(AIM OF THE EXERCISE): Select the lines below containing the word "확인하시기".

(Extracted data entries):
+++
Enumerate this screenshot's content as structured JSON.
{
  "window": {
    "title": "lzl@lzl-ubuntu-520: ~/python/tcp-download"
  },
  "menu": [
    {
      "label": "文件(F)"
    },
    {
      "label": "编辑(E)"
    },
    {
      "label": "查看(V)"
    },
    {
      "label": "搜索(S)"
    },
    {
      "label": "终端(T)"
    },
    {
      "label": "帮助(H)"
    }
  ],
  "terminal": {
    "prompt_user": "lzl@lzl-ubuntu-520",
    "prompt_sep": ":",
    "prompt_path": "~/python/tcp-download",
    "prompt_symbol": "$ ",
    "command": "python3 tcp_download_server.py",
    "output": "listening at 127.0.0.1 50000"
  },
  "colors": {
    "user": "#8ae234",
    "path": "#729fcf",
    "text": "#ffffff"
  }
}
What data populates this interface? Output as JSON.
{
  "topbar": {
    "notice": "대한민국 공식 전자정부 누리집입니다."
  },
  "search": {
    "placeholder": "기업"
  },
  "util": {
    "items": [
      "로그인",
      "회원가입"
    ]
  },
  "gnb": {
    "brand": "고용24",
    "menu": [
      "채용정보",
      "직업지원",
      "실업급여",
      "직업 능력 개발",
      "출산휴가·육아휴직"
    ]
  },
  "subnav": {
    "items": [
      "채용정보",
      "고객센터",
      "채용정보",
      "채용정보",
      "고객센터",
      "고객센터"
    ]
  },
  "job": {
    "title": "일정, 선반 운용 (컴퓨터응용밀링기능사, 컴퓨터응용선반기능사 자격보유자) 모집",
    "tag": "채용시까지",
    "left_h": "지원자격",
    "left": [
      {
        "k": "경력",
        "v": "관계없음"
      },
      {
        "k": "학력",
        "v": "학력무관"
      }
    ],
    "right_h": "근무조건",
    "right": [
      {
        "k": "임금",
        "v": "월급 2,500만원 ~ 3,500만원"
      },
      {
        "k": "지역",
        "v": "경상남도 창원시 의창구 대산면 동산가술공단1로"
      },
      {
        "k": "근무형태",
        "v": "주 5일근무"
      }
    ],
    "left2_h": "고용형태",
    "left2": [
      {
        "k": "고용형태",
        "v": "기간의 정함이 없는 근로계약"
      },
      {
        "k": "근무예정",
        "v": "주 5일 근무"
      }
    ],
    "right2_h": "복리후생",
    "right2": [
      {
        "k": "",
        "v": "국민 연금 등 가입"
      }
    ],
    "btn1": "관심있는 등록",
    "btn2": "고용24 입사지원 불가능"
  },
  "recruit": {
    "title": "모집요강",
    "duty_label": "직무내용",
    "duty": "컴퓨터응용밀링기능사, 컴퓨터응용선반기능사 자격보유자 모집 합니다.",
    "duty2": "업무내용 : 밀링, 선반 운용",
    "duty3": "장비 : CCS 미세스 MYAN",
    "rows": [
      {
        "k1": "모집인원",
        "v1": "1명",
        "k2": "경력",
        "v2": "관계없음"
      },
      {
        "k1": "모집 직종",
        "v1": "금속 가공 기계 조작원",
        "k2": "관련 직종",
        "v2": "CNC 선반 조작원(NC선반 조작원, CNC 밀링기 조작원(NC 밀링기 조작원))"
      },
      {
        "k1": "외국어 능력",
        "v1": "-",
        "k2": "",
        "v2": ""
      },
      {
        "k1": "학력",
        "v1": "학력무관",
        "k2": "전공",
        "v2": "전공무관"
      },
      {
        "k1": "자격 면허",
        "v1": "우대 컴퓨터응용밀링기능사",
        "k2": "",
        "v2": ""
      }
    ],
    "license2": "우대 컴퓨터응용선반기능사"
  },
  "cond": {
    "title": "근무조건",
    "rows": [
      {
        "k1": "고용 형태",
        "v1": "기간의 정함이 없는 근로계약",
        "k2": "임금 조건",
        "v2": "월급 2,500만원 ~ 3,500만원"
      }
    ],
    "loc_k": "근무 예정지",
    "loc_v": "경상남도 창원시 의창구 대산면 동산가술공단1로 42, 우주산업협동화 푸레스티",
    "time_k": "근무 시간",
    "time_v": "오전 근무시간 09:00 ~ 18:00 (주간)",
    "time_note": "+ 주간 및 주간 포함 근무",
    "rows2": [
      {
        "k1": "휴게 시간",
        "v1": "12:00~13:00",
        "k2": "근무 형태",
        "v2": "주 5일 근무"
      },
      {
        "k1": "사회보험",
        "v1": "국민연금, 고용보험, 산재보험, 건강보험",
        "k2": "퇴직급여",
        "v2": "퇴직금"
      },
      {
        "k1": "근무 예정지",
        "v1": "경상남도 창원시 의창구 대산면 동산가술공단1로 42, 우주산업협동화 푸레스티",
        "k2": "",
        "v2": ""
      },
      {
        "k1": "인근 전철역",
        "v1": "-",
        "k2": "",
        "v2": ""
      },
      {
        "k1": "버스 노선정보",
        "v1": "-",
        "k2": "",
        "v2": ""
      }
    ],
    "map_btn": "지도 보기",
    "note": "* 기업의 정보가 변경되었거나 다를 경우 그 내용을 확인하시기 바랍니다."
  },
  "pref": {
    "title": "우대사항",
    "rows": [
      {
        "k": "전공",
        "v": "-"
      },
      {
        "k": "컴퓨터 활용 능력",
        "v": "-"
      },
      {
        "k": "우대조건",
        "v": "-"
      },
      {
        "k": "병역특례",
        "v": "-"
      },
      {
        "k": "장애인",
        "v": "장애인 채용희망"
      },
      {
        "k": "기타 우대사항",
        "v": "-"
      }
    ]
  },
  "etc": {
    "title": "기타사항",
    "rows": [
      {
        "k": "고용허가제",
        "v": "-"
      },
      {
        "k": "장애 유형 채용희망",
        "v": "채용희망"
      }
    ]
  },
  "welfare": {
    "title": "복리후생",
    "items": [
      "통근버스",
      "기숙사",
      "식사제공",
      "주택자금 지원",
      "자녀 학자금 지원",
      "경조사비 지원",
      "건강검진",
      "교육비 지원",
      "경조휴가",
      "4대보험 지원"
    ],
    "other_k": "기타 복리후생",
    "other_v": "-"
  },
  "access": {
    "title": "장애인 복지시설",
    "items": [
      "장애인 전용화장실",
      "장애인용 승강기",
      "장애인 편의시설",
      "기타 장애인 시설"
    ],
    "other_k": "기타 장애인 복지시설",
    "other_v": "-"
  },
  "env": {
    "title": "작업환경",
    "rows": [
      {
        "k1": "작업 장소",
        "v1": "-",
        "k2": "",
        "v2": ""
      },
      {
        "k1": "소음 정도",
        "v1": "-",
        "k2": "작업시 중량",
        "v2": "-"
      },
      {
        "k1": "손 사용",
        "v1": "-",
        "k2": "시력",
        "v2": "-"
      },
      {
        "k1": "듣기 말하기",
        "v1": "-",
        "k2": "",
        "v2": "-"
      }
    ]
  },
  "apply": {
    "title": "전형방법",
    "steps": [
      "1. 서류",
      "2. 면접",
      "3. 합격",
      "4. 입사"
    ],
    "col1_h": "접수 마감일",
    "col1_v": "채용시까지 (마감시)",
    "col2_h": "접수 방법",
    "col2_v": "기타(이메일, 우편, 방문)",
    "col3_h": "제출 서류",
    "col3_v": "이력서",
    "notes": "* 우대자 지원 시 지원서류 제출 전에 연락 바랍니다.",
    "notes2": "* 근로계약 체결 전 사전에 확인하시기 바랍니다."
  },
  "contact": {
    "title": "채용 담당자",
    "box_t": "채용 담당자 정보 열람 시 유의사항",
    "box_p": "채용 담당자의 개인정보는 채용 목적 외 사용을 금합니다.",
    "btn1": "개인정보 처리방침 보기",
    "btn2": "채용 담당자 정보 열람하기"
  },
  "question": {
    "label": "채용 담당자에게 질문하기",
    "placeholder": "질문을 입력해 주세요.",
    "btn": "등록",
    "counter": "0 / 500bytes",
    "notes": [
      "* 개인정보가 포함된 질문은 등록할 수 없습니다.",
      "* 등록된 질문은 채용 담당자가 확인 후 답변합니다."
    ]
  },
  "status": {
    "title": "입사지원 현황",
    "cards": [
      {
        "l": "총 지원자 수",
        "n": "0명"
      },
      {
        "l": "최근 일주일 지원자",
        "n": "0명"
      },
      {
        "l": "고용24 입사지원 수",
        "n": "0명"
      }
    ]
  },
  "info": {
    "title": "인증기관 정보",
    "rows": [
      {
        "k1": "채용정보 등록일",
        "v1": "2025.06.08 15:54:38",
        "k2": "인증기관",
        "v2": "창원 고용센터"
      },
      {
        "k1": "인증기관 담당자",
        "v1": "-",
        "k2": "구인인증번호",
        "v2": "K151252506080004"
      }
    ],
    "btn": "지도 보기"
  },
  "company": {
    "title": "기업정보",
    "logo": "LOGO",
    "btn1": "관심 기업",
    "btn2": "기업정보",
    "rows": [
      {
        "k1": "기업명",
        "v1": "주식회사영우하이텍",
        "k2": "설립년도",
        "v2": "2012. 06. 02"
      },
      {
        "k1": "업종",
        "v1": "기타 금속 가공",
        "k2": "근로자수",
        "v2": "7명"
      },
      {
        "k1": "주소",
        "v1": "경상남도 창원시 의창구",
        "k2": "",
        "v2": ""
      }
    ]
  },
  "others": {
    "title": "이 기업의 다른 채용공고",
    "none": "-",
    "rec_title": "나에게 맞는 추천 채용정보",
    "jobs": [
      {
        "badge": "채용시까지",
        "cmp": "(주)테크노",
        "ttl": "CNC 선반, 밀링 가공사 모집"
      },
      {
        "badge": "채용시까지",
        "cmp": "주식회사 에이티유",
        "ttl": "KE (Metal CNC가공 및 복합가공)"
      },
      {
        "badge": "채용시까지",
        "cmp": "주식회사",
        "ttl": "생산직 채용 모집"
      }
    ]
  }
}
+++
(WORKED SOLUTION):
    "note": "* 기업의 정보가 변경되었거나 다를 경우 그 내용을 확인하시기 바랍니다."
    "notes2": "* 근로계약 체결 전 사전에 확인하시기 바랍니다."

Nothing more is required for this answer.